## Given task
Take every line where the string "into" appears and copy it.

___

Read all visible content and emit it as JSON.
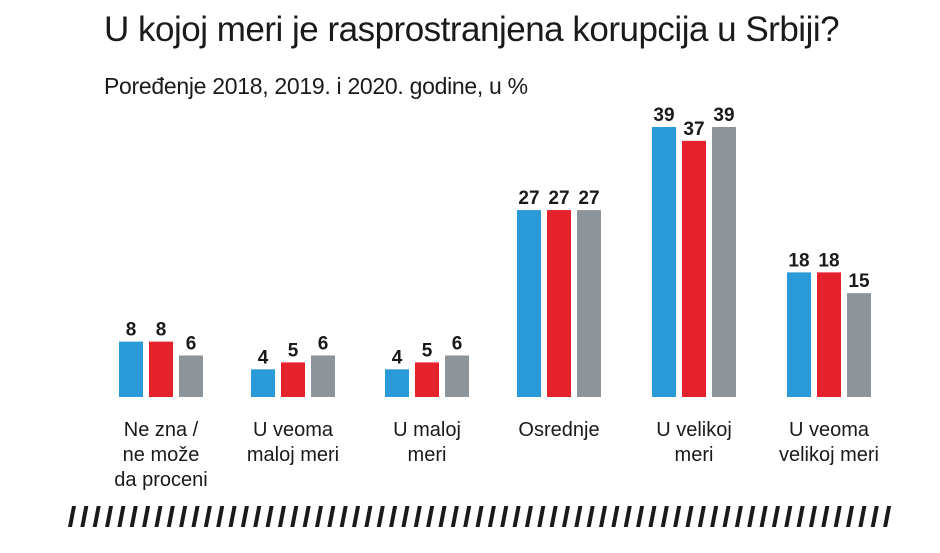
{
  "title": "U kojoj meri je rasprostranjena korupcija u Srbiji?",
  "subtitle": "Poređenje 2018, 2019. i 2020. godine, u %",
  "colors": {
    "series_2018": "#2a9ad8",
    "series_2019": "#e5212b",
    "series_2020": "#8e959a",
    "stripe": "#1a1a1a"
  },
  "chart_data": {
    "type": "bar",
    "categories": [
      [
        "Ne zna /",
        "ne može",
        "da proceni"
      ],
      [
        "U veoma",
        "maloj meri"
      ],
      [
        "U maloj",
        "meri"
      ],
      [
        "Osrednje"
      ],
      [
        "U velikoj",
        "meri"
      ],
      [
        "U veoma",
        "velikoj meri"
      ]
    ],
    "series": [
      {
        "values": [
          8,
          4,
          4,
          27,
          39,
          18
        ]
      },
      {
        "values": [
          8,
          5,
          5,
          27,
          37,
          18
        ]
      },
      {
        "values": [
          6,
          6,
          6,
          27,
          39,
          15
        ]
      }
    ],
    "ylim": [
      0,
      39
    ],
    "grid": false,
    "legend": "none"
  }
}
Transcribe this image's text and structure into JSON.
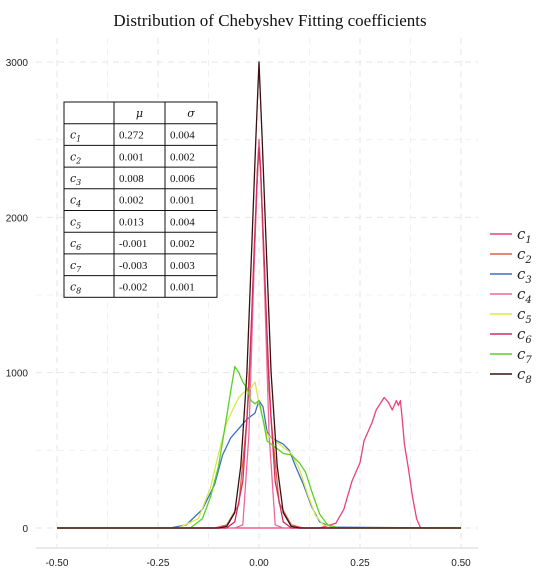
{
  "chart_data": {
    "type": "line",
    "title": "Distribution of Chebyshev Fitting coefficients",
    "xlabel": "",
    "ylabel": "",
    "xlim": [
      -0.5,
      0.5
    ],
    "ylim": [
      0,
      3000
    ],
    "x_ticks": [
      -0.5,
      -0.25,
      0.0,
      0.25,
      0.5
    ],
    "x_tick_labels": [
      "-0.50",
      "-0.25",
      "0.00",
      "0.25",
      "0.50"
    ],
    "y_ticks": [
      0,
      1000,
      2000,
      3000
    ],
    "y_tick_labels": [
      "0",
      "1000",
      "2000",
      "3000"
    ],
    "grid": true,
    "legend_position": "right",
    "series": [
      {
        "name": "c",
        "sub": "1",
        "color": "#e8427a",
        "points": [
          [
            -0.5,
            0
          ],
          [
            0.15,
            0
          ],
          [
            0.19,
            30
          ],
          [
            0.21,
            120
          ],
          [
            0.23,
            300
          ],
          [
            0.25,
            420
          ],
          [
            0.26,
            560
          ],
          [
            0.28,
            680
          ],
          [
            0.29,
            760
          ],
          [
            0.3,
            800
          ],
          [
            0.31,
            840
          ],
          [
            0.32,
            810
          ],
          [
            0.33,
            760
          ],
          [
            0.34,
            820
          ],
          [
            0.345,
            790
          ],
          [
            0.35,
            820
          ],
          [
            0.355,
            690
          ],
          [
            0.36,
            540
          ],
          [
            0.37,
            380
          ],
          [
            0.38,
            200
          ],
          [
            0.39,
            60
          ],
          [
            0.4,
            0
          ],
          [
            0.5,
            0
          ]
        ]
      },
      {
        "name": "c",
        "sub": "2",
        "color": "#e0604a",
        "points": [
          [
            -0.5,
            0
          ],
          [
            -0.11,
            0
          ],
          [
            -0.08,
            20
          ],
          [
            -0.05,
            150
          ],
          [
            -0.03,
            700
          ],
          [
            -0.015,
            1500
          ],
          [
            -0.005,
            2200
          ],
          [
            0.0,
            2500
          ],
          [
            0.005,
            2250
          ],
          [
            0.015,
            1500
          ],
          [
            0.03,
            700
          ],
          [
            0.05,
            160
          ],
          [
            0.08,
            20
          ],
          [
            0.11,
            0
          ],
          [
            0.5,
            0
          ]
        ]
      },
      {
        "name": "c",
        "sub": "3",
        "color": "#3c6ec8",
        "points": [
          [
            -0.5,
            0
          ],
          [
            -0.22,
            0
          ],
          [
            -0.18,
            20
          ],
          [
            -0.14,
            120
          ],
          [
            -0.11,
            280
          ],
          [
            -0.09,
            470
          ],
          [
            -0.07,
            580
          ],
          [
            -0.05,
            640
          ],
          [
            -0.03,
            700
          ],
          [
            -0.01,
            740
          ],
          [
            0.0,
            820
          ],
          [
            0.01,
            780
          ],
          [
            0.02,
            620
          ],
          [
            0.03,
            580
          ],
          [
            0.045,
            560
          ],
          [
            0.06,
            540
          ],
          [
            0.075,
            500
          ],
          [
            0.09,
            400
          ],
          [
            0.11,
            280
          ],
          [
            0.13,
            140
          ],
          [
            0.15,
            40
          ],
          [
            0.18,
            5
          ],
          [
            0.5,
            0
          ]
        ]
      },
      {
        "name": "c",
        "sub": "4",
        "color": "#f0689a",
        "points": [
          [
            -0.5,
            0
          ],
          [
            -0.06,
            0
          ],
          [
            -0.04,
            20
          ],
          [
            -0.025,
            600
          ],
          [
            -0.012,
            1700
          ],
          [
            -0.004,
            2300
          ],
          [
            0.0,
            2500
          ],
          [
            0.004,
            2300
          ],
          [
            0.012,
            1700
          ],
          [
            0.025,
            600
          ],
          [
            0.04,
            20
          ],
          [
            0.06,
            0
          ],
          [
            0.5,
            0
          ]
        ]
      },
      {
        "name": "c",
        "sub": "5",
        "color": "#d8e84a",
        "points": [
          [
            -0.5,
            0
          ],
          [
            -0.2,
            0
          ],
          [
            -0.15,
            60
          ],
          [
            -0.12,
            260
          ],
          [
            -0.1,
            480
          ],
          [
            -0.08,
            680
          ],
          [
            -0.065,
            760
          ],
          [
            -0.05,
            840
          ],
          [
            -0.035,
            880
          ],
          [
            -0.02,
            900
          ],
          [
            -0.01,
            940
          ],
          [
            0.0,
            800
          ],
          [
            0.01,
            700
          ],
          [
            0.02,
            600
          ],
          [
            0.04,
            560
          ],
          [
            0.06,
            520
          ],
          [
            0.08,
            480
          ],
          [
            0.1,
            380
          ],
          [
            0.12,
            220
          ],
          [
            0.14,
            80
          ],
          [
            0.16,
            20
          ],
          [
            0.2,
            0
          ],
          [
            0.5,
            0
          ]
        ]
      },
      {
        "name": "c",
        "sub": "6",
        "color": "#d02e60",
        "points": [
          [
            -0.5,
            0
          ],
          [
            -0.08,
            0
          ],
          [
            -0.06,
            40
          ],
          [
            -0.04,
            300
          ],
          [
            -0.025,
            900
          ],
          [
            -0.012,
            1800
          ],
          [
            -0.004,
            2300
          ],
          [
            0.0,
            2450
          ],
          [
            0.004,
            2300
          ],
          [
            0.012,
            1800
          ],
          [
            0.025,
            900
          ],
          [
            0.04,
            300
          ],
          [
            0.06,
            40
          ],
          [
            0.08,
            0
          ],
          [
            0.5,
            0
          ]
        ]
      },
      {
        "name": "c",
        "sub": "7",
        "color": "#58d028",
        "points": [
          [
            -0.5,
            0
          ],
          [
            -0.17,
            0
          ],
          [
            -0.14,
            60
          ],
          [
            -0.12,
            200
          ],
          [
            -0.1,
            400
          ],
          [
            -0.085,
            640
          ],
          [
            -0.07,
            880
          ],
          [
            -0.06,
            1040
          ],
          [
            -0.05,
            1000
          ],
          [
            -0.04,
            940
          ],
          [
            -0.03,
            900
          ],
          [
            -0.02,
            820
          ],
          [
            -0.01,
            800
          ],
          [
            0.0,
            820
          ],
          [
            0.01,
            700
          ],
          [
            0.02,
            560
          ],
          [
            0.04,
            520
          ],
          [
            0.06,
            480
          ],
          [
            0.08,
            470
          ],
          [
            0.1,
            420
          ],
          [
            0.115,
            360
          ],
          [
            0.13,
            240
          ],
          [
            0.15,
            90
          ],
          [
            0.17,
            20
          ],
          [
            0.2,
            0
          ],
          [
            0.5,
            0
          ]
        ]
      },
      {
        "name": "c",
        "sub": "8",
        "color": "#3a1010",
        "points": [
          [
            -0.5,
            0
          ],
          [
            -0.1,
            0
          ],
          [
            -0.08,
            10
          ],
          [
            -0.06,
            100
          ],
          [
            -0.045,
            400
          ],
          [
            -0.03,
            1000
          ],
          [
            -0.018,
            1800
          ],
          [
            -0.008,
            2500
          ],
          [
            0.0,
            3000
          ],
          [
            0.008,
            2500
          ],
          [
            0.018,
            1800
          ],
          [
            0.03,
            1000
          ],
          [
            0.045,
            400
          ],
          [
            0.06,
            100
          ],
          [
            0.08,
            10
          ],
          [
            0.1,
            0
          ],
          [
            0.5,
            0
          ]
        ]
      }
    ]
  },
  "stats_table": {
    "headers": [
      "",
      "μ",
      "σ"
    ],
    "rows": [
      {
        "name": "c",
        "sub": "1",
        "mu": "0.272",
        "sigma": "0.004"
      },
      {
        "name": "c",
        "sub": "2",
        "mu": "0.001",
        "sigma": "0.002"
      },
      {
        "name": "c",
        "sub": "3",
        "mu": "0.008",
        "sigma": "0.006"
      },
      {
        "name": "c",
        "sub": "4",
        "mu": "0.002",
        "sigma": "0.001"
      },
      {
        "name": "c",
        "sub": "5",
        "mu": "0.013",
        "sigma": "0.004"
      },
      {
        "name": "c",
        "sub": "6",
        "mu": "-0.001",
        "sigma": "0.002"
      },
      {
        "name": "c",
        "sub": "7",
        "mu": "-0.003",
        "sigma": "0.003"
      },
      {
        "name": "c",
        "sub": "8",
        "mu": "-0.002",
        "sigma": "0.001"
      }
    ]
  }
}
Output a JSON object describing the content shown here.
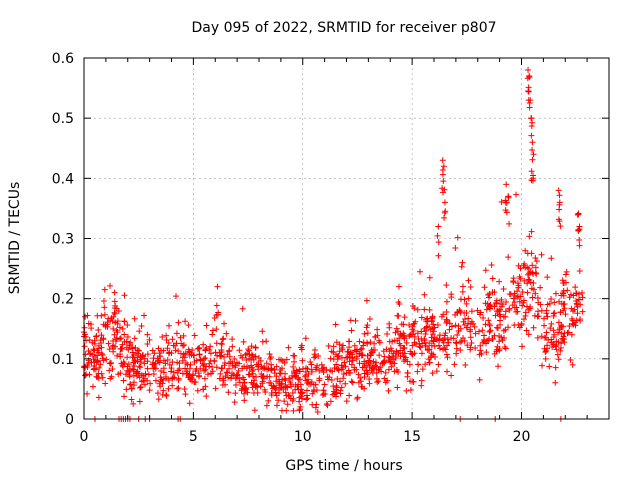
{
  "chart_data": {
    "type": "scatter",
    "title": "Day 095 of 2022, SRMTID for receiver p807",
    "xlabel": "GPS time / hours",
    "ylabel": "SRMTID / TECUs",
    "xlim": [
      0,
      24
    ],
    "ylim": [
      0,
      0.6
    ],
    "x_ticks": [
      0,
      5,
      10,
      15,
      20
    ],
    "x_tick_labels": [
      "0",
      "5",
      "10",
      "15",
      "20"
    ],
    "y_ticks": [
      0,
      0.1,
      0.2,
      0.3,
      0.4,
      0.5,
      0.6
    ],
    "y_tick_labels": [
      "0",
      "0.1",
      "0.2",
      "0.3",
      "0.4",
      "0.5",
      "0.6"
    ],
    "grid": true,
    "marker": "+",
    "color": "#ff0000",
    "series": [
      {
        "name": "SRMTID",
        "baseline": [
          [
            0.0,
            0.09
          ],
          [
            0.5,
            0.1
          ],
          [
            1.0,
            0.12
          ],
          [
            1.5,
            0.13
          ],
          [
            2.0,
            0.1
          ],
          [
            2.5,
            0.09
          ],
          [
            3.0,
            0.08
          ],
          [
            3.5,
            0.08
          ],
          [
            4.0,
            0.09
          ],
          [
            4.5,
            0.1
          ],
          [
            5.0,
            0.09
          ],
          [
            5.5,
            0.08
          ],
          [
            6.0,
            0.1
          ],
          [
            6.5,
            0.09
          ],
          [
            7.0,
            0.08
          ],
          [
            7.5,
            0.08
          ],
          [
            8.0,
            0.07
          ],
          [
            8.5,
            0.07
          ],
          [
            9.0,
            0.06
          ],
          [
            9.5,
            0.06
          ],
          [
            10.0,
            0.06
          ],
          [
            10.5,
            0.06
          ],
          [
            11.0,
            0.06
          ],
          [
            11.5,
            0.07
          ],
          [
            12.0,
            0.09
          ],
          [
            12.5,
            0.09
          ],
          [
            13.0,
            0.1
          ],
          [
            13.5,
            0.1
          ],
          [
            14.0,
            0.11
          ],
          [
            14.5,
            0.12
          ],
          [
            15.0,
            0.12
          ],
          [
            15.5,
            0.13
          ],
          [
            16.0,
            0.13
          ],
          [
            16.5,
            0.15
          ],
          [
            17.0,
            0.15
          ],
          [
            17.5,
            0.16
          ],
          [
            18.0,
            0.14
          ],
          [
            18.5,
            0.15
          ],
          [
            19.0,
            0.17
          ],
          [
            19.5,
            0.19
          ],
          [
            20.0,
            0.19
          ],
          [
            20.5,
            0.22
          ],
          [
            21.0,
            0.16
          ],
          [
            21.5,
            0.14
          ],
          [
            22.0,
            0.17
          ],
          [
            22.5,
            0.18
          ],
          [
            22.8,
            0.19
          ]
        ],
        "spread": 0.035,
        "spikes": [
          {
            "x": 0.05,
            "y": 0.17
          },
          {
            "x": 0.95,
            "y": 0.215
          },
          {
            "x": 1.4,
            "y": 0.21
          },
          {
            "x": 6.1,
            "y": 0.22
          },
          {
            "x": 14.4,
            "y": 0.22
          },
          {
            "x": 16.2,
            "y": 0.32
          },
          {
            "x": 16.4,
            "y": 0.43
          },
          {
            "x": 16.45,
            "y": 0.42
          },
          {
            "x": 16.5,
            "y": 0.36
          },
          {
            "x": 17.3,
            "y": 0.26
          },
          {
            "x": 19.3,
            "y": 0.39
          },
          {
            "x": 19.4,
            "y": 0.37
          },
          {
            "x": 20.3,
            "y": 0.58
          },
          {
            "x": 20.35,
            "y": 0.57
          },
          {
            "x": 20.4,
            "y": 0.53
          },
          {
            "x": 20.45,
            "y": 0.5
          },
          {
            "x": 20.5,
            "y": 0.46
          },
          {
            "x": 20.55,
            "y": 0.44
          },
          {
            "x": 21.7,
            "y": 0.38
          },
          {
            "x": 21.75,
            "y": 0.36
          },
          {
            "x": 22.6,
            "y": 0.34
          },
          {
            "x": 22.65,
            "y": 0.32
          }
        ],
        "zero_points": [
          0.5,
          1.6,
          1.7,
          1.8,
          1.9,
          2.0,
          2.1,
          2.5,
          2.8,
          3.0,
          4.3,
          4.4,
          17.2,
          18.8,
          21.8
        ]
      }
    ]
  }
}
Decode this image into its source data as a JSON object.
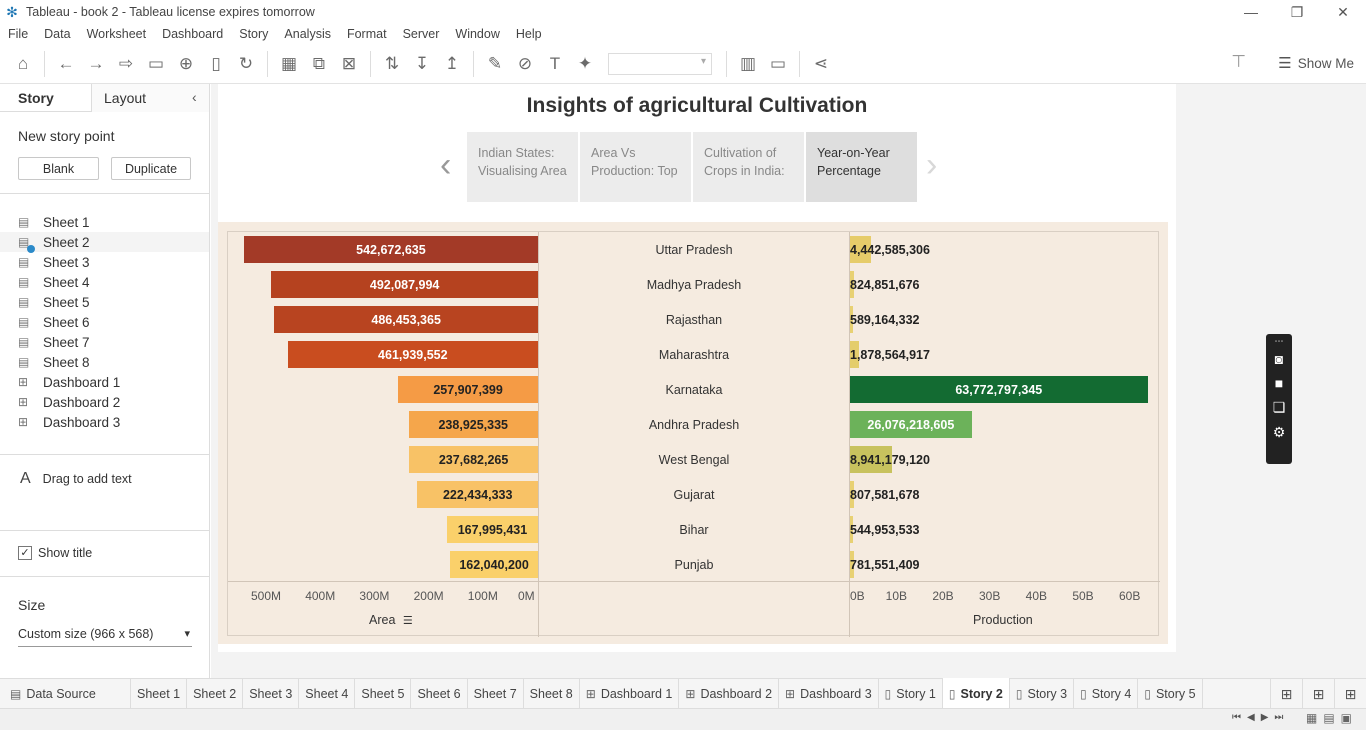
{
  "window": {
    "title": "Tableau - book 2 - Tableau license expires tomorrow"
  },
  "menu": [
    "File",
    "Data",
    "Worksheet",
    "Dashboard",
    "Story",
    "Analysis",
    "Format",
    "Server",
    "Window",
    "Help"
  ],
  "toolbar": {
    "show_me": "Show Me"
  },
  "sidebar": {
    "tab_story": "Story",
    "tab_layout": "Layout",
    "new_story_point": "New story point",
    "blank_button": "Blank",
    "duplicate_button": "Duplicate",
    "sheets": [
      {
        "label": "Sheet 1",
        "type": "sheet"
      },
      {
        "label": "Sheet 2",
        "type": "sheet",
        "selected": true
      },
      {
        "label": "Sheet 3",
        "type": "sheet"
      },
      {
        "label": "Sheet 4",
        "type": "sheet"
      },
      {
        "label": "Sheet 5",
        "type": "sheet"
      },
      {
        "label": "Sheet 6",
        "type": "sheet"
      },
      {
        "label": "Sheet 7",
        "type": "sheet"
      },
      {
        "label": "Sheet 8",
        "type": "sheet"
      },
      {
        "label": "Dashboard 1",
        "type": "dashboard"
      },
      {
        "label": "Dashboard 2",
        "type": "dashboard"
      },
      {
        "label": "Dashboard 3",
        "type": "dashboard"
      }
    ],
    "drag_text": "Drag to add text",
    "show_title": "Show title",
    "size_label": "Size",
    "size_value": "Custom size (966 x 568)"
  },
  "story": {
    "title": "Insights of agricultural Cultivation",
    "points": [
      {
        "line1": "Indian States:",
        "line2": "Visualising Area"
      },
      {
        "line1": "Area Vs",
        "line2": "Production: Top"
      },
      {
        "line1": "Cultivation of",
        "line2": "Crops in India:"
      },
      {
        "line1": "Year-on-Year",
        "line2": "Percentage",
        "active": true
      }
    ]
  },
  "chart_data": {
    "type": "bar",
    "categories": [
      "Uttar Pradesh",
      "Madhya Pradesh",
      "Rajasthan",
      "Maharashtra",
      "Karnataka",
      "Andhra Pradesh",
      "West Bengal",
      "Gujarat",
      "Bihar",
      "Punjab"
    ],
    "series": [
      {
        "name": "Area",
        "values": [
          542672635,
          492087994,
          486453365,
          461939552,
          257907399,
          238925335,
          237682265,
          222434333,
          167995431,
          162040200
        ],
        "labels": [
          "542,672,635",
          "492,087,994",
          "486,453,365",
          "461,939,552",
          "257,907,399",
          "238,925,335",
          "237,682,265",
          "222,434,333",
          "167,995,431",
          "162,040,200"
        ],
        "colors": [
          "#a33a27",
          "#b5421f",
          "#b84420",
          "#c94d1f",
          "#f59b45",
          "#f5a64b",
          "#f8c266",
          "#f8c266",
          "#fad06a",
          "#fad06a"
        ]
      },
      {
        "name": "Production",
        "values": [
          4442585306,
          824851676,
          589164332,
          1878564917,
          63772797345,
          26076218605,
          8941179120,
          807581678,
          544953533,
          781551409
        ],
        "labels": [
          "4,442,585,306",
          "824,851,676",
          "589,164,332",
          "1,878,564,917",
          "63,772,797,345",
          "26,076,218,605",
          "8,941,179,120",
          "807,581,678",
          "544,953,533",
          "781,551,409"
        ],
        "colors": [
          "#e6cc6a",
          "#e8d173",
          "#e8d173",
          "#e4cd6c",
          "#136b32",
          "#6cb25a",
          "#c8c25e",
          "#e8d173",
          "#e8d173",
          "#e8d173"
        ]
      }
    ],
    "area_axis": {
      "title": "Area",
      "range": [
        0,
        550000000
      ],
      "ticks": [
        "500M",
        "400M",
        "300M",
        "200M",
        "100M",
        "0M"
      ],
      "tick_values": [
        500000000,
        400000000,
        300000000,
        200000000,
        100000000,
        0
      ],
      "reversed": true
    },
    "production_axis": {
      "title": "Production",
      "range": [
        0,
        64000000000
      ],
      "ticks": [
        "0B",
        "10B",
        "20B",
        "30B",
        "40B",
        "50B",
        "60B"
      ],
      "tick_values": [
        0,
        10000000000,
        20000000000,
        30000000000,
        40000000000,
        50000000000,
        60000000000
      ]
    }
  },
  "bottom_tabs": [
    {
      "label": "Data Source",
      "icon": "database-icon"
    },
    {
      "label": "Sheet 1"
    },
    {
      "label": "Sheet 2"
    },
    {
      "label": "Sheet 3"
    },
    {
      "label": "Sheet 4"
    },
    {
      "label": "Sheet 5"
    },
    {
      "label": "Sheet 6"
    },
    {
      "label": "Sheet 7"
    },
    {
      "label": "Sheet 8"
    },
    {
      "label": "Dashboard 1",
      "icon": "dashboard-icon"
    },
    {
      "label": "Dashboard 2",
      "icon": "dashboard-icon"
    },
    {
      "label": "Dashboard 3",
      "icon": "dashboard-icon"
    },
    {
      "label": "Story 1",
      "icon": "story-icon"
    },
    {
      "label": "Story 2",
      "icon": "story-icon",
      "active": true
    },
    {
      "label": "Story 3",
      "icon": "story-icon"
    },
    {
      "label": "Story 4",
      "icon": "story-icon"
    },
    {
      "label": "Story 5",
      "icon": "story-icon"
    }
  ]
}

___

## Full solution
Transcribe this image's text and structure into JSON.
Decode this image into its source data as a JSON object.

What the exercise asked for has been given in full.